Data records:
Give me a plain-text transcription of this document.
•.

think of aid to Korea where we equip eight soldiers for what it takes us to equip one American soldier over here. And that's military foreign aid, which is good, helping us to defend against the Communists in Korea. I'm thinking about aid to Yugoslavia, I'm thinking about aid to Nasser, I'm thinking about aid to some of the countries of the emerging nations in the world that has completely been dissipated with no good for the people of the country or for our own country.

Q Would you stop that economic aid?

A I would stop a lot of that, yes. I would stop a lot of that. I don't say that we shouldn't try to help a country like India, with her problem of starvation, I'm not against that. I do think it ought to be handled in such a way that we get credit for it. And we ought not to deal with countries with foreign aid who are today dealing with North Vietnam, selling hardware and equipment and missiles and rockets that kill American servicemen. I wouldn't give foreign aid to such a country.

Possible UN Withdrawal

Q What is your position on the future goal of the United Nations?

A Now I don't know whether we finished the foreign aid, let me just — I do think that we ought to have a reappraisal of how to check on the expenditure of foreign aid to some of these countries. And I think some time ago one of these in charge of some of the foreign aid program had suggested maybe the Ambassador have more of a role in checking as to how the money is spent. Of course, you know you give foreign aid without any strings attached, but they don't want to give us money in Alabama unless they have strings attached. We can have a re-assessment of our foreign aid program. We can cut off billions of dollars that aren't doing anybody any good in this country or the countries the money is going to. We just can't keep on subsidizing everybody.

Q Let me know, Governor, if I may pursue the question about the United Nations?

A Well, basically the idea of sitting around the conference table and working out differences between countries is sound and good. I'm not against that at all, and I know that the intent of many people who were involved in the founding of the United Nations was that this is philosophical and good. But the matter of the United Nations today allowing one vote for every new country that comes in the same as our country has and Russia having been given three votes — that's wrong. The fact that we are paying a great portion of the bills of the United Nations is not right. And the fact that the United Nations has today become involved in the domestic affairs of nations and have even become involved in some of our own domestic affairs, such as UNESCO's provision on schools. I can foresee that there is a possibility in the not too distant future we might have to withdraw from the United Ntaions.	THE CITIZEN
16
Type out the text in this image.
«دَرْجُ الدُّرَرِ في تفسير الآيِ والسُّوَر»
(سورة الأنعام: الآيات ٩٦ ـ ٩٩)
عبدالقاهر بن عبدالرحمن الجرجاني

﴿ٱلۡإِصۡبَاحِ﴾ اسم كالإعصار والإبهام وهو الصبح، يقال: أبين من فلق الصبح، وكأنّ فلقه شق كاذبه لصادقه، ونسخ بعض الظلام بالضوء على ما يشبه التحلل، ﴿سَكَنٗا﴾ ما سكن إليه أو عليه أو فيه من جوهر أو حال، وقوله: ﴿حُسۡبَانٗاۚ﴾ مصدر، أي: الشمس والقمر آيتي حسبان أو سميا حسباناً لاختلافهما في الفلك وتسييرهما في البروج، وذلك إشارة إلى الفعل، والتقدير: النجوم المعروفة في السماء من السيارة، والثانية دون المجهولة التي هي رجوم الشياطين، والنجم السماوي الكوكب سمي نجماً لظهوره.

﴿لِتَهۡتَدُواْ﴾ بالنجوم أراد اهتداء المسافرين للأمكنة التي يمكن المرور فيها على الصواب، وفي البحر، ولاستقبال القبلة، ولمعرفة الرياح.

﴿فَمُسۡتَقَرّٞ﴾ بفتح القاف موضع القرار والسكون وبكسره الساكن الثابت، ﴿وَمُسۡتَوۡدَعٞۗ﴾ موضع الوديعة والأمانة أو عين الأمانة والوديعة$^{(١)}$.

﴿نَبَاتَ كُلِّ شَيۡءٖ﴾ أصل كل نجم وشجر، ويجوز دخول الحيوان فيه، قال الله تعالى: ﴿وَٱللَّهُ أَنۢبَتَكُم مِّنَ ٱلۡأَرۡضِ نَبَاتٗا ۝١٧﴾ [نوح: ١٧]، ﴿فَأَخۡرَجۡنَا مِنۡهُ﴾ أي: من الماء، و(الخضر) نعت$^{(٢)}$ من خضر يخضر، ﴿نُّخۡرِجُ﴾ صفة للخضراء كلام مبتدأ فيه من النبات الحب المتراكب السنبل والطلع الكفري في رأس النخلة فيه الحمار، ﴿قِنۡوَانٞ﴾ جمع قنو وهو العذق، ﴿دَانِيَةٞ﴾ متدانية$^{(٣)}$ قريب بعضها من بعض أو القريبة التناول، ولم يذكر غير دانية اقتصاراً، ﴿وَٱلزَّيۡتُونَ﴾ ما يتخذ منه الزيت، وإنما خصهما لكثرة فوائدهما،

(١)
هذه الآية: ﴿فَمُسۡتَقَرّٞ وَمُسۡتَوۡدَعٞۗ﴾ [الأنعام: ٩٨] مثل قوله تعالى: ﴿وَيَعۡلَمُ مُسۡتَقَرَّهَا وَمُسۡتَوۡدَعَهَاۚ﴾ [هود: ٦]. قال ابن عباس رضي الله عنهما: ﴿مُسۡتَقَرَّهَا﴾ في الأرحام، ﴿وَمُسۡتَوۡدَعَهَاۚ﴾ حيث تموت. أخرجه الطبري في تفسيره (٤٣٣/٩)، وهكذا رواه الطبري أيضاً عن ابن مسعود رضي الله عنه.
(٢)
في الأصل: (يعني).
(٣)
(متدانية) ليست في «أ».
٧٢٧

Exercise objective:
Go through the listing above and pull out each line containing the word "الأنعام".

Written answer:
(سورة الأنعام: الآيات ٩٦ ـ ٩٩)
هذه الآية: ﴿فَمُسۡتَقَرّٞ وَمُسۡتَوۡدَعٞۗ﴾ [الأنعام: ٩٨] مثل قوله تعالى: ﴿وَيَعۡلَمُ مُسۡتَقَرَّهَا وَمُسۡتَوۡدَعَهَاۚ﴾ [هود: ٦]. قال ابن عباس رضي الله عنهما: ﴿مُسۡتَقَرَّهَا﴾ في الأرحام، ﴿وَمُسۡتَوۡدَعَهَاۚ﴾ حيث تموت. أخرجه الطبري في تفسيره (٤٣٣/٩)، وهكذا رواه الطبري أيضاً عن ابن مسعود رضي الله عنه.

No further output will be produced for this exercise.